> [DO THIS]:
Return the listing below unchanged, minus its pictures.

> [Dataset items]:
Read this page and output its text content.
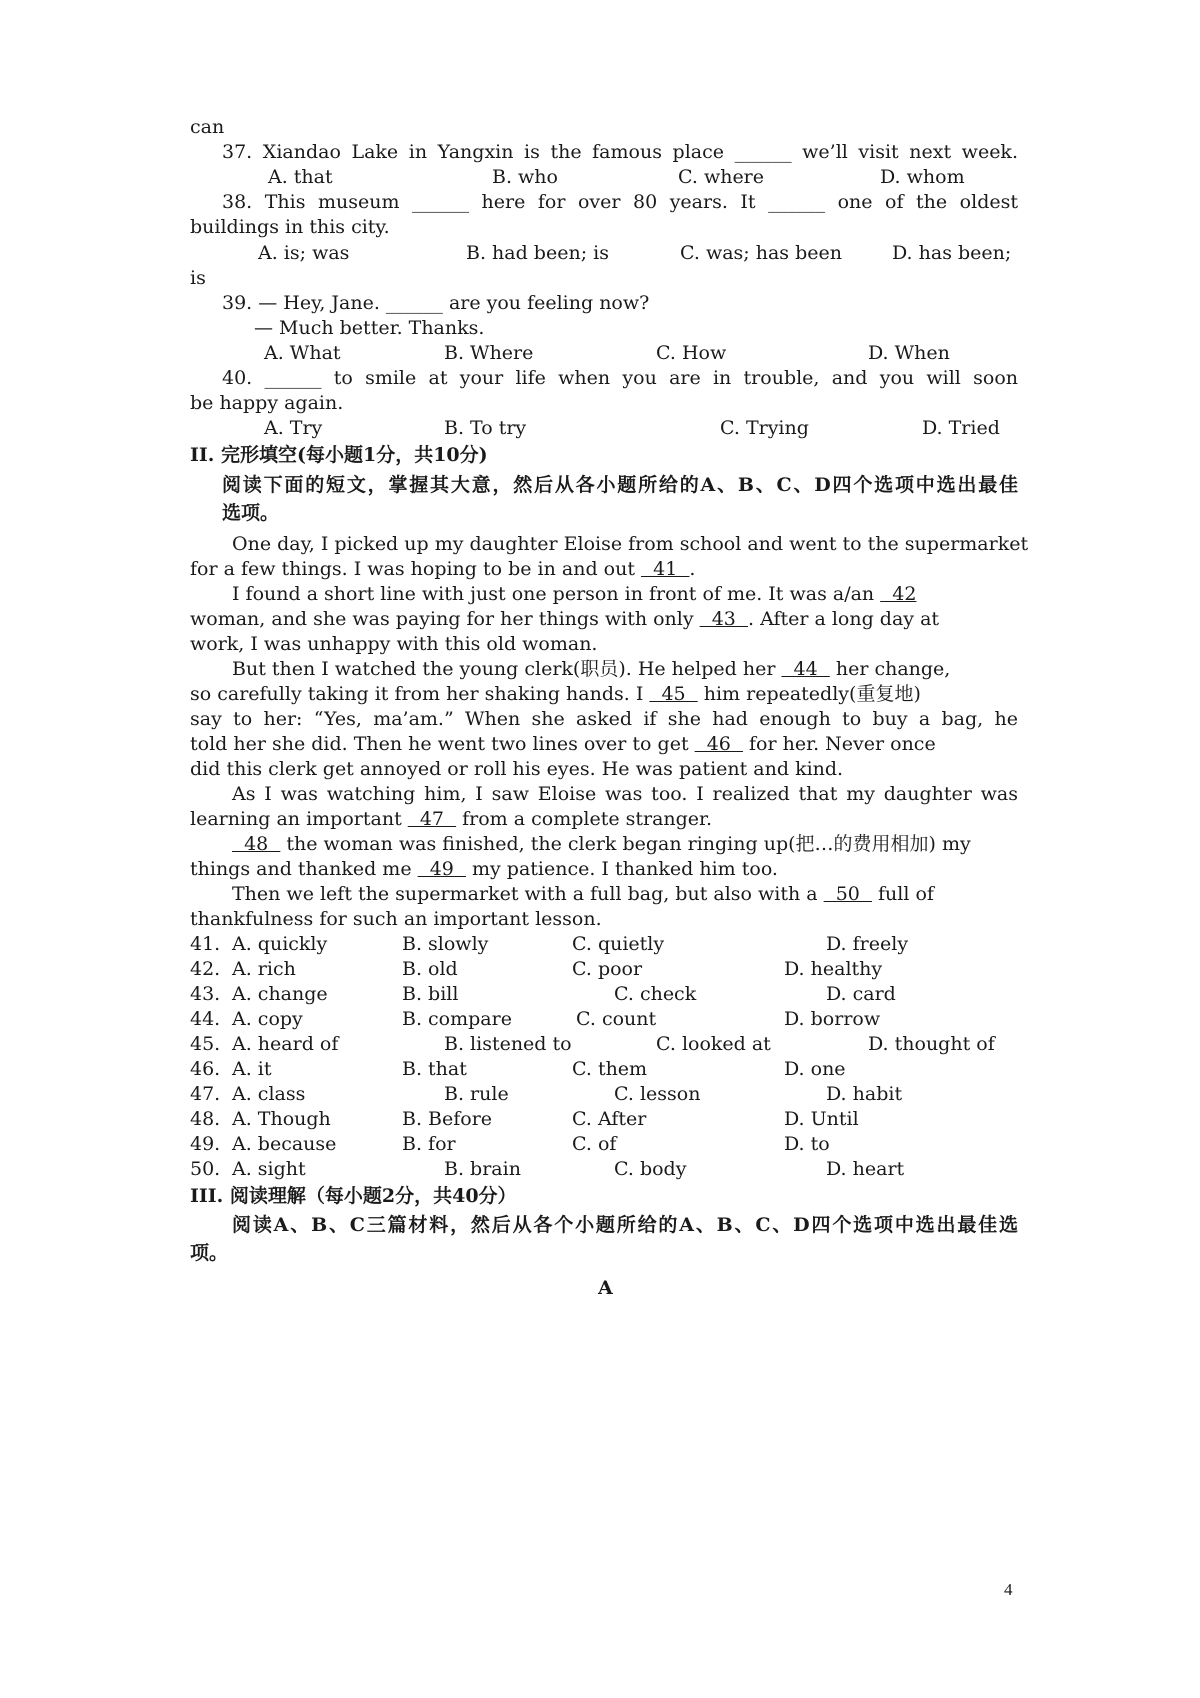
can
37. Xiandao Lake in Yangxin is the famous place ______ we’ll visit next week.
A. that	B. who	C. where	D. whom
38. This museum ______ here for over 80 years. It ______ one of the oldest
buildings in this city.
A. is; was	B. had been; is	C. was; has been	D. has been;
is
39. — Hey, Jane. ______ are you feeling now?
— Much better. Thanks.
A. What	B. Where	C. How	D. When
40. ______ to smile at your life when you are in trouble, and you will soon
be happy again.
A. Try	B. To try	C. Trying	D. Tried
II. 完形填空(每小题1分，共10分)
阅读下面的短文，掌握其大意，然后从各小题所给的A、B、C、D四个选项中选出最佳
选项。
One day, I picked up my daughter Eloise from school and went to the supermarket
for a few things. I was hoping to be in and out   41  .
I found a short line with just one person in front of me. It was a/an   42
woman, and she was paying for her things with only   43  . After a long day at
work, I was unhappy with this old woman.
But then I watched the young clerk(职员). He helped her   44   her change,
so carefully taking it from her shaking hands. I   45   him repeatedly(重复地)
say to her: “Yes, ma’am.” When she asked if she had enough to buy a bag, he
told her she did. Then he went two lines over to get   46   for her. Never once
did this clerk get annoyed or roll his eyes. He was patient and kind.
As I was watching him, I saw Eloise was too. I realized that my daughter was
learning an important   47   from a complete stranger.
48   the woman was finished, the clerk began ringing up(把…的费用相加) my
things and thanked me   49   my patience. I thanked him too.
Then we left the supermarket with a full bag, but also with a   50   full of
thankfulness for such an important lesson.
41. A. quickly	B. slowly	C. quietly	D. freely
42. A. rich	B. old	C. poor	D. healthy
43. A. change	B. bill	C. check	D. card
44. A. copy	B. compare	C. count	D. borrow
45. A. heard of	B. listened to	C. looked at	D. thought of
46. A. it	B. that	C. them	D. one
47. A. class	B. rule	C. lesson	D. habit
48. A. Though	B. Before	C. After	D. Until
49. A. because	B. for	C. of	D. to
50. A. sight	B. brain	C. body	D. heart
III. 阅读理解（每小题2分，共40分）
阅读A、B、C三篇材料，然后从各个小题所给的A、B、C、D四个选项中选出最佳选
项。
A
4
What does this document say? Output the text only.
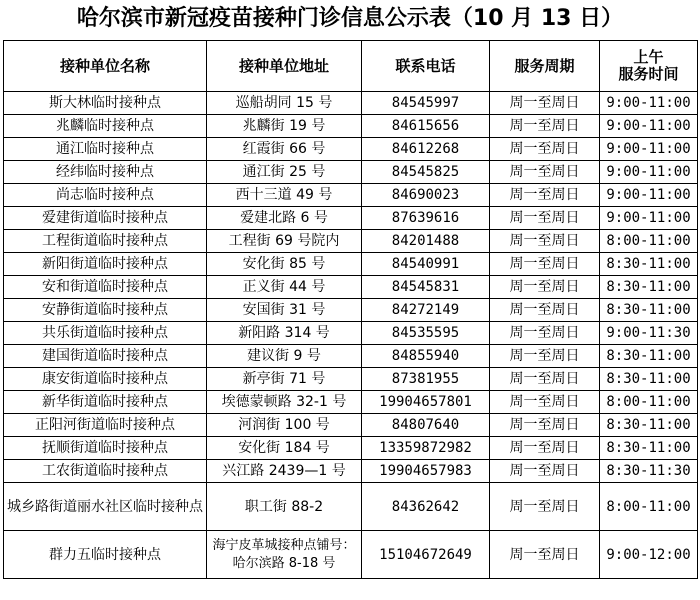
哈尔滨市新冠疫苗接种门诊信息公示表（10 月 13 日）
接种单位名称	接种单位地址	联系电话	服务周期	上午
服务时间

斯大林临时接种点	巡船胡同 15 号	84545997	周一至周日	9:00-11:00
兆麟临时接种点	兆麟街 19 号	84615656	周一至周日	9:00-11:00
通江临时接种点	红霞街 66 号	84612268	周一至周日	9:00-11:00
经纬临时接种点	通江街 25 号	84545825	周一至周日	9:00-11:00
尚志临时接种点	西十三道 49 号	84690023	周一至周日	9:00-11:00
爱建街道临时接种点	爱建北路 6 号	87639616	周一至周日	9:00-11:00
工程街道临时接种点	工程街 69 号院内	84201488	周一至周日	8:00-11:00
新阳街道临时接种点	安化街 85 号	84540991	周一至周日	8:30-11:00
安和街道临时接种点	正义街 44 号	84545831	周一至周日	8:30-11:00
安静街道临时接种点	安国街 31 号	84272149	周一至周日	8:30-11:00
共乐街道临时接种点	新阳路 314 号	84535595	周一至周日	9:00-11:30
建国街道临时接种点	建议街 9 号	84855940	周一至周日	8:30-11:00
康安街道临时接种点	新亭街 71 号	87381955	周一至周日	8:30-11:00
新华街道临时接种点	埃德蒙顿路 32-1 号	19904657801	周一至周日	8:00-11:00
正阳河街道临时接种点	河润街 100 号	84807640	周一至周日	8:30-11:00
抚顺街道临时接种点	安化街 184 号	13359872982	周一至周日	8:30-11:00
工农街道临时接种点	兴江路 2439—1 号	19904657983	周一至周日	8:30-11:30
城乡路街道丽水社区临时接种点	职工街 88-2	84362642	周一至周日	8:00-11:00
群力五临时接种点	海宁皮革城接种点铺号：哈尔滨路 8-18 号	15104672649	周一至周日	9:00-12:00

> [RESULT FOR THIS TASK]:
Read this page and output its text content.
can
37. Xiandao Lake in Yangxin is the famous place ______ we’ll visit next week.
A. that	B. who	C. where	D. whom
38. This museum ______ here for over 80 years. It ______ one of the oldest
buildings in this city.
A. is; was	B. had been; is	C. was; has been	D. has been;
is
39. — Hey, Jane. ______ are you feeling now?
— Much better. Thanks.
A. What	B. Where	C. How	D. When
40. ______ to smile at your life when you are in trouble, and you will soon
be happy again.
A. Try	B. To try	C. Trying	D. Tried
II. 完形填空(每小题1分，共10分)
阅读下面的短文，掌握其大意，然后从各小题所给的A、B、C、D四个选项中选出最佳
选项。
One day, I picked up my daughter Eloise from school and went to the supermarket
for a few things. I was hoping to be in and out   41  .
I found a short line with just one person in front of me. It was a/an   42
woman, and she was paying for her things with only   43  . After a long day at
work, I was unhappy with this old woman.
But then I watched the young clerk(职员). He helped her   44   her change,
so carefully taking it from her shaking hands. I   45   him repeatedly(重复地)
say to her: “Yes, ma’am.” When she asked if she had enough to buy a bag, he
told her she did. Then he went two lines over to get   46   for her. Never once
did this clerk get annoyed or roll his eyes. He was patient and kind.
As I was watching him, I saw Eloise was too. I realized that my daughter was
learning an important   47   from a complete stranger.
48   the woman was finished, the clerk began ringing up(把…的费用相加) my
things and thanked me   49   my patience. I thanked him too.
Then we left the supermarket with a full bag, but also with a   50   full of
thankfulness for such an important lesson.
41. A. quickly	B. slowly	C. quietly	D. freely
42. A. rich	B. old	C. poor	D. healthy
43. A. change	B. bill	C. check	D. card
44. A. copy	B. compare	C. count	D. borrow
45. A. heard of	B. listened to	C. looked at	D. thought of
46. A. it	B. that	C. them	D. one
47. A. class	B. rule	C. lesson	D. habit
48. A. Though	B. Before	C. After	D. Until
49. A. because	B. for	C. of	D. to
50. A. sight	B. brain	C. body	D. heart
III. 阅读理解（每小题2分，共40分）
阅读A、B、C三篇材料，然后从各个小题所给的A、B、C、D四个选项中选出最佳选
项。
A
4
What does this document say? Output the text only.
哈尔滨市新冠疫苗接种门诊信息公示表（10 月 13 日）
接种单位名称	接种单位地址	联系电话	服务周期	上午
服务时间

斯大林临时接种点	巡船胡同 15 号	84545997	周一至周日	9:00-11:00
兆麟临时接种点	兆麟街 19 号	84615656	周一至周日	9:00-11:00
通江临时接种点	红霞街 66 号	84612268	周一至周日	9:00-11:00
经纬临时接种点	通江街 25 号	84545825	周一至周日	9:00-11:00
尚志临时接种点	西十三道 49 号	84690023	周一至周日	9:00-11:00
爱建街道临时接种点	爱建北路 6 号	87639616	周一至周日	9:00-11:00
工程街道临时接种点	工程街 69 号院内	84201488	周一至周日	8:00-11:00
新阳街道临时接种点	安化街 85 号	84540991	周一至周日	8:30-11:00
安和街道临时接种点	正义街 44 号	84545831	周一至周日	8:30-11:00
安静街道临时接种点	安国街 31 号	84272149	周一至周日	8:30-11:00
共乐街道临时接种点	新阳路 314 号	84535595	周一至周日	9:00-11:30
建国街道临时接种点	建议街 9 号	84855940	周一至周日	8:30-11:00
康安街道临时接种点	新亭街 71 号	87381955	周一至周日	8:30-11:00
新华街道临时接种点	埃德蒙顿路 32-1 号	19904657801	周一至周日	8:00-11:00
正阳河街道临时接种点	河润街 100 号	84807640	周一至周日	8:30-11:00
抚顺街道临时接种点	安化街 184 号	13359872982	周一至周日	8:30-11:00
工农街道临时接种点	兴江路 2439—1 号	19904657983	周一至周日	8:30-11:30
城乡路街道丽水社区临时接种点	职工街 88-2	84362642	周一至周日	8:00-11:00
群力五临时接种点	海宁皮革城接种点铺号：哈尔滨路 8-18 号	15104672649	周一至周日	9:00-12:00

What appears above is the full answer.